> _Records from a collection_:
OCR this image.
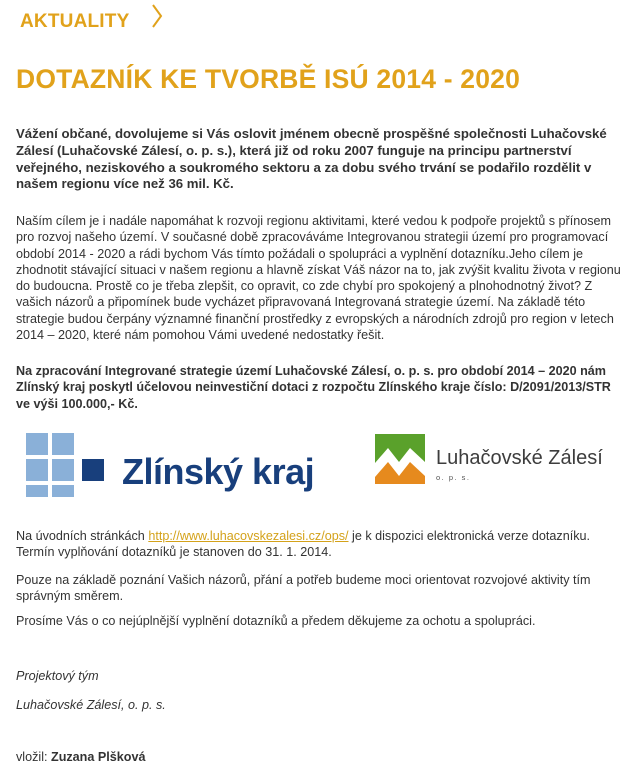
AKTUALITY
DOTAZNÍK KE TVORBĚ ISÚ 2014 - 2020

Vážení občané, dovolujeme si Vás oslovit jménem obecně prospěšné společnosti Luhačovské Zálesí (Luhačovské Zálesí, o. p. s.), která již od roku 2007 funguje na principu partnerství veřejného, neziskového a soukromého sektoru a za dobu svého trvání se podařilo rozdělit v našem regionu více než 36 mil. Kč.

Naším cílem je i nadále napomáhat k rozvoji regionu aktivitami, které vedou k podpoře projektů s přínosem pro rozvoj našeho území. V současné době zpracováváme Integrovanou strategii území pro programovací období 2014 - 2020 a rádi bychom Vás tímto požádali o spolupráci a vyplnění dotazníku.Jeho cílem je zhodnotit stávající situaci v našem regionu a hlavně získat Váš názor na to, jak zvýšit kvalitu života v regionu do budoucna. Prostě co je třeba zlepšit, co opravit, co zde chybí pro spokojený a plnohodnotný život? Z vašich názorů a připomínek bude vycházet připravovaná Integrovaná strategie území. Na základě této strategie budou čerpány významné finanční prostředky z evropských a národních zdrojů pro region v letech 2014 – 2020, které nám pomohou Vámi uvedené nedostatky řešit.

Na zpracování Integrované strategie území Luhačovské Zálesí, o. p. s. pro období 2014 – 2020 nám Zlínský kraj poskytl účelovou neinvestiční dotaci z rozpočtu Zlínského kraje číslo: D/2091/2013/STR ve výši 100.000,- Kč.

Zlínský kraj	Luhačovské Zálesí
o. p. s.

Na úvodních stránkách http://www.luhacovskezalesi.cz/ops/ je k dispozici elektronická verze dotazníku. Termín vyplňování dotazníků je stanoven do 31. 1. 2014.

Pouze na základě poznání Vašich názorů, přání a potřeb budeme moci orientovat rozvojové aktivity tím správným směrem.

Prosíme Vás o co nejúplnější vyplnění dotazníků a předem děkujeme za ochotu a spolupráci.

Projektový tým
Luhačovské Zálesí, o. p. s.
vložil: Zuzana Plšková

> _Short task_: Show the lines of the material that contain the word "kraj".

> _Answer_:
Na zpracování Integrované strategie území Luhačovské Zálesí, o. p. s. pro období 2014 – 2020 nám Zlínský kraj poskytl účelovou neinvestiční dotaci z rozpočtu Zlínského kraje číslo: D/2091/2013/STR ve výši 100.000,- Kč.
Zlínský kraj	Luhačovské Zálesí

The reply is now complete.